→ WHAT YOU ARE ASKED TO DO
All lines holding the string "object" are to be shown.

→ DATA SUPPLIED
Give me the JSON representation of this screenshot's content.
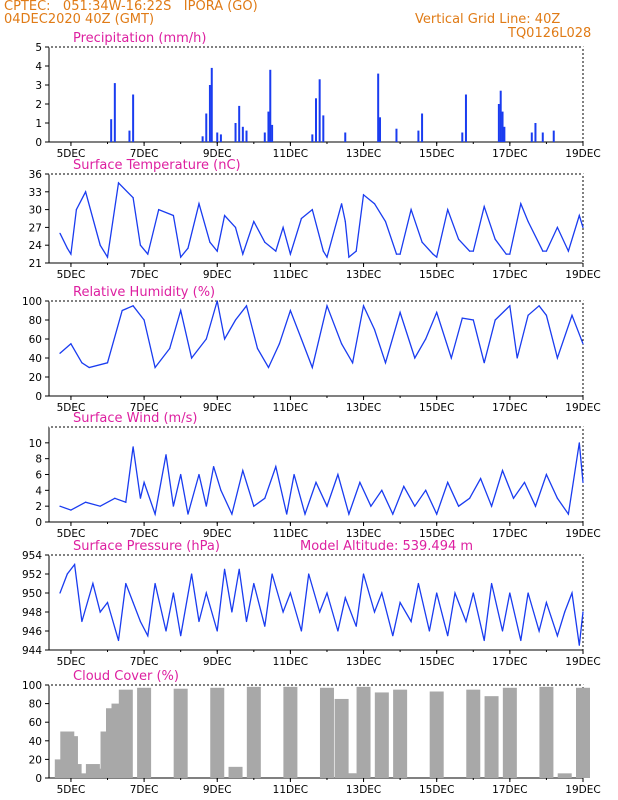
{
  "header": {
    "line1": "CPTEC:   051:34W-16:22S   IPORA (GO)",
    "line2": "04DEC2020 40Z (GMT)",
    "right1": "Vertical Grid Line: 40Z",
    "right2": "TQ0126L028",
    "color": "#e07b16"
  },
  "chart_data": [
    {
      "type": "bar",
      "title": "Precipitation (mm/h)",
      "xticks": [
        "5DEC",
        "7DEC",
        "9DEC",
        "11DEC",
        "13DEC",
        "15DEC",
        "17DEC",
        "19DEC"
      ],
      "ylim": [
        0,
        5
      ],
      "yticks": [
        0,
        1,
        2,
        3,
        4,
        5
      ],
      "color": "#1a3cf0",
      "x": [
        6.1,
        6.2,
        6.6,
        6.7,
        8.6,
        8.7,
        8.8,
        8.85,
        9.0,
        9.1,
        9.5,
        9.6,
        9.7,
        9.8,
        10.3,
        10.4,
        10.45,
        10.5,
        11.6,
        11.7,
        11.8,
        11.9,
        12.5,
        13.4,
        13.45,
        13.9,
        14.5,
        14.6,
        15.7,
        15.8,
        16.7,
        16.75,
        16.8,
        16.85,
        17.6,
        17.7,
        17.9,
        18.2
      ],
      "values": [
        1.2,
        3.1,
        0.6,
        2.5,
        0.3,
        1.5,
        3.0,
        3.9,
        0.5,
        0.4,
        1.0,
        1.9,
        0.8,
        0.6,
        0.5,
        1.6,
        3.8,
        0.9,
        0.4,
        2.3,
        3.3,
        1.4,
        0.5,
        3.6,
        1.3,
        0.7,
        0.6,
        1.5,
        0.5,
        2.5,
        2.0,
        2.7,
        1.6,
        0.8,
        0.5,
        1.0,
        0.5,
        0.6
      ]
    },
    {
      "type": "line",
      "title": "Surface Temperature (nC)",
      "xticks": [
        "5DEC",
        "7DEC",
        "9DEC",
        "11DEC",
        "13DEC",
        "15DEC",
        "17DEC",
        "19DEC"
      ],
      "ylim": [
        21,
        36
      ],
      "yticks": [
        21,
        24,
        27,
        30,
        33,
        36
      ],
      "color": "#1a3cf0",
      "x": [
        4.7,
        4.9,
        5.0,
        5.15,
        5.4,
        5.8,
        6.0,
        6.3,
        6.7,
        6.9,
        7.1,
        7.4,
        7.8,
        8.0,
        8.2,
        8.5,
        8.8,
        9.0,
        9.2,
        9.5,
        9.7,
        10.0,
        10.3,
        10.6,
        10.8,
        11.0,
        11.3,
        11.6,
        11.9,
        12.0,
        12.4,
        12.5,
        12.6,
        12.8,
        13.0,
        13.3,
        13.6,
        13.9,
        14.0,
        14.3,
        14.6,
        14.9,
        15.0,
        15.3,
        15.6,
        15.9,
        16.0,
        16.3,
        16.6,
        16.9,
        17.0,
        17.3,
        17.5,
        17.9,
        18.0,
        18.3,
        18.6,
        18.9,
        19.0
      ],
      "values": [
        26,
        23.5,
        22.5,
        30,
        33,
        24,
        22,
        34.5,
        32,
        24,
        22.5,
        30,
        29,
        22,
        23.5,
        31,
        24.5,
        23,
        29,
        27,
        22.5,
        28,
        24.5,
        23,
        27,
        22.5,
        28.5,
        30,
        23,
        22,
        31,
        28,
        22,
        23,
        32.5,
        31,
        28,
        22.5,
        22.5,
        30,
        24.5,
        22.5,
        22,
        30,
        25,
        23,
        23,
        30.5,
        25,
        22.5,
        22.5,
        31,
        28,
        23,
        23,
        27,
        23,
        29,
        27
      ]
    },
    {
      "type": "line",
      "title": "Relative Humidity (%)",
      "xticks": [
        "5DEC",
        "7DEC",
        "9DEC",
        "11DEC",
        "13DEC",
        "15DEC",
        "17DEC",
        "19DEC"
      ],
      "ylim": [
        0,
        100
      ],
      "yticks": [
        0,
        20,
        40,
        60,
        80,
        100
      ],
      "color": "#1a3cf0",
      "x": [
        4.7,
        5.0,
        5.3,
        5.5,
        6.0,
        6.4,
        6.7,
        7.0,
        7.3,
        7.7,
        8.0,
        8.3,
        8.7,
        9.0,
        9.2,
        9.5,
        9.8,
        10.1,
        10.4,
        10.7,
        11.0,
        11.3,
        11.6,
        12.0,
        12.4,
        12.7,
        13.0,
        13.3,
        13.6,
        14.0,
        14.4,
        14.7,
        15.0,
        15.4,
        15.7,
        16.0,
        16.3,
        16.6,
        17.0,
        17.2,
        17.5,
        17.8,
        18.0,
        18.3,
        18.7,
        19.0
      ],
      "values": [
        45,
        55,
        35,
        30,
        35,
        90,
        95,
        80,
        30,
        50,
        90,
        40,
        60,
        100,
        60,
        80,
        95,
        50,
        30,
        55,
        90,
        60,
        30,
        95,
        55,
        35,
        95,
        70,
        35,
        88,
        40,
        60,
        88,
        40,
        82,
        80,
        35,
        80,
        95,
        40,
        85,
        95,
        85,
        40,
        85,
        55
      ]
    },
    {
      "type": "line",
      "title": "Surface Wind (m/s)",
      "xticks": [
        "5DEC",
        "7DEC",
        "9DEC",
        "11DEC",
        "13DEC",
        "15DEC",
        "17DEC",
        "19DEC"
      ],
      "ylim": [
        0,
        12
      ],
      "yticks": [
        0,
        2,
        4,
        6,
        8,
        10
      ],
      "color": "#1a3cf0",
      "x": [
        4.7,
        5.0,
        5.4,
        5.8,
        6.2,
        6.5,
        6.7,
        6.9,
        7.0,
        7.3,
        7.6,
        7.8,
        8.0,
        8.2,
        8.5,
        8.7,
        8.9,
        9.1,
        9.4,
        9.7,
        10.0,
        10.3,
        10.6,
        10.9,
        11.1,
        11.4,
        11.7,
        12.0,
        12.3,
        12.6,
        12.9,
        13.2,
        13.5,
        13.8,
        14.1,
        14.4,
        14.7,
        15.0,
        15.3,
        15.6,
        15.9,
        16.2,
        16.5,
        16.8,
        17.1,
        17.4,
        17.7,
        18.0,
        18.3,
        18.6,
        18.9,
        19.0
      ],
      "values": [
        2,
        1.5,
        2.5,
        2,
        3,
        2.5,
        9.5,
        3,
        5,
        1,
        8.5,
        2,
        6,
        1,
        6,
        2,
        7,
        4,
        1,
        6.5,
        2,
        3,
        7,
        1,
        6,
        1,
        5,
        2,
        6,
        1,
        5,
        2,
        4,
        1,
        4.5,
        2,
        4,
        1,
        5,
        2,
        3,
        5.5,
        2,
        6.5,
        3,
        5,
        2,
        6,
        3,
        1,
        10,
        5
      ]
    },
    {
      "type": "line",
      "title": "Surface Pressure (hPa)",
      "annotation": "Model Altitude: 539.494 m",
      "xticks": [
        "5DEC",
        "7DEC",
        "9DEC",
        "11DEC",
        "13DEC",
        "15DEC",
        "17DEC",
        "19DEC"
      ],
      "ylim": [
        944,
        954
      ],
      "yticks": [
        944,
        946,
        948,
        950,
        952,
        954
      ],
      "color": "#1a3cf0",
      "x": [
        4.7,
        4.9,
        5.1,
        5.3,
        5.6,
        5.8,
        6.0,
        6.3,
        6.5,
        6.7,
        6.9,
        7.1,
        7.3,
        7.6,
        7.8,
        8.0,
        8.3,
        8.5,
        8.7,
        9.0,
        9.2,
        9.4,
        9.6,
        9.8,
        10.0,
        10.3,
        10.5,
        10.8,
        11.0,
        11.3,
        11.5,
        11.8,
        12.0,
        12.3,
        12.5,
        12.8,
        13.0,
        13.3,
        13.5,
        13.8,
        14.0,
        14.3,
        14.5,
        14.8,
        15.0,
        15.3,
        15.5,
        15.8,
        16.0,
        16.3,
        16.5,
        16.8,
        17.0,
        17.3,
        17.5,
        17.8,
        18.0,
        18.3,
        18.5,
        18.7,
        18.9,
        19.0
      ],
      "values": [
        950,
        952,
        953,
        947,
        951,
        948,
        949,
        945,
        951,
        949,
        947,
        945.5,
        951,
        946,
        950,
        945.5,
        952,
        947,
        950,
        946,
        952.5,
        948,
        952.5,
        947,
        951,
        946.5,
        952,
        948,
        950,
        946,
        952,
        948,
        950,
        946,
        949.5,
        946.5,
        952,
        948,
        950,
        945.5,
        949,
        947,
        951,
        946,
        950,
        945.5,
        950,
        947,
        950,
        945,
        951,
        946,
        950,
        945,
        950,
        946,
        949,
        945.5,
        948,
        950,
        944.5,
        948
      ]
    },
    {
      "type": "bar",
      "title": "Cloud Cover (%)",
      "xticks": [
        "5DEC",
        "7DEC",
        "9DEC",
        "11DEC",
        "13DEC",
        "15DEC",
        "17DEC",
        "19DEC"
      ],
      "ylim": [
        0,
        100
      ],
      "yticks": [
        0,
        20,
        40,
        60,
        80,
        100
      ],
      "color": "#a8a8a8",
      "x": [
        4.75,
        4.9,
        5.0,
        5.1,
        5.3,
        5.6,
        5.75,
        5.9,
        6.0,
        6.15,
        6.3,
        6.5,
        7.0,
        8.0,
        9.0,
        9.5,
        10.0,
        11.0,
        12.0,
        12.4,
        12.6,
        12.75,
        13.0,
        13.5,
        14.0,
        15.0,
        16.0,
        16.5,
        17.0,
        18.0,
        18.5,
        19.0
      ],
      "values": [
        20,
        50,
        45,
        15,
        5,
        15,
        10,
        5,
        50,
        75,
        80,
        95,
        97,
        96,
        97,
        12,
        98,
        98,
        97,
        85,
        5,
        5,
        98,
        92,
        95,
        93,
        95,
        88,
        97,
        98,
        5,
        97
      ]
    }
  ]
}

==

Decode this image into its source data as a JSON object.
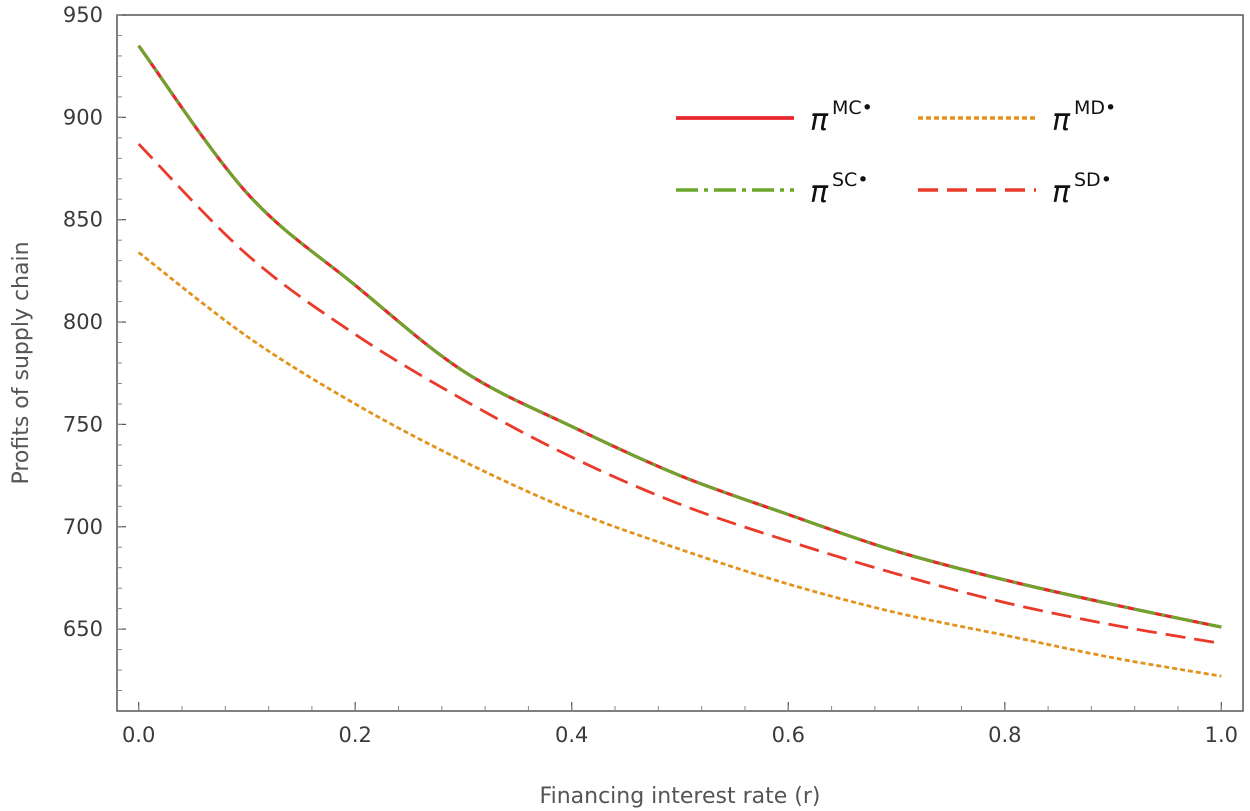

---

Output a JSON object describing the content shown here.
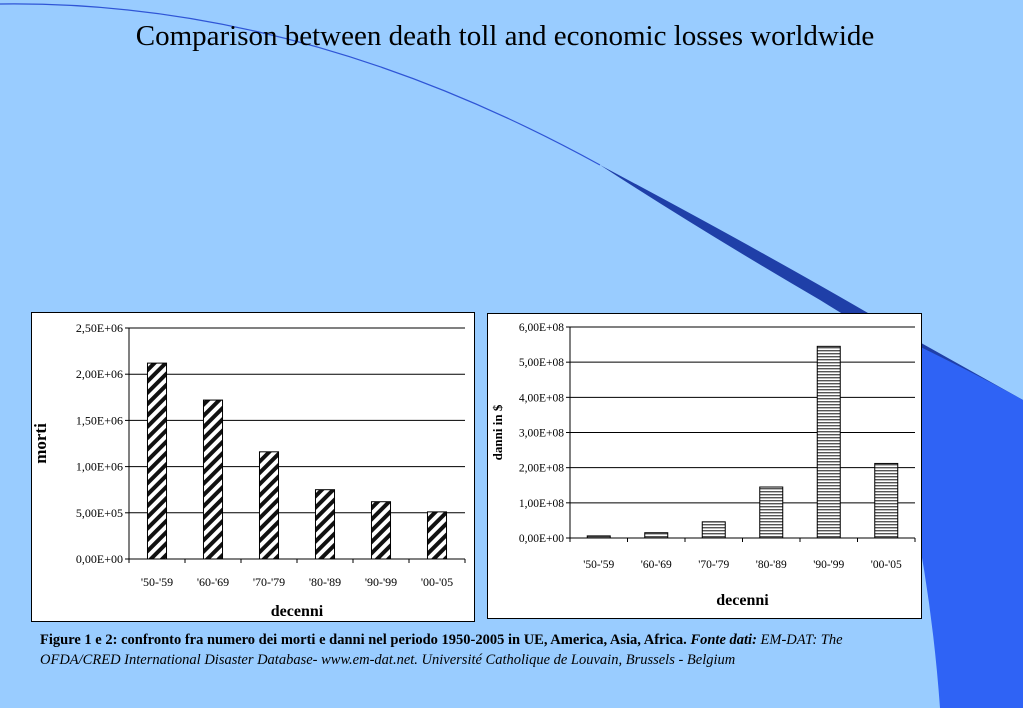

→ WRITTEN ANSWER
Decode this image into its source data as a JSON object.
Output a JSON object describing the content shown here.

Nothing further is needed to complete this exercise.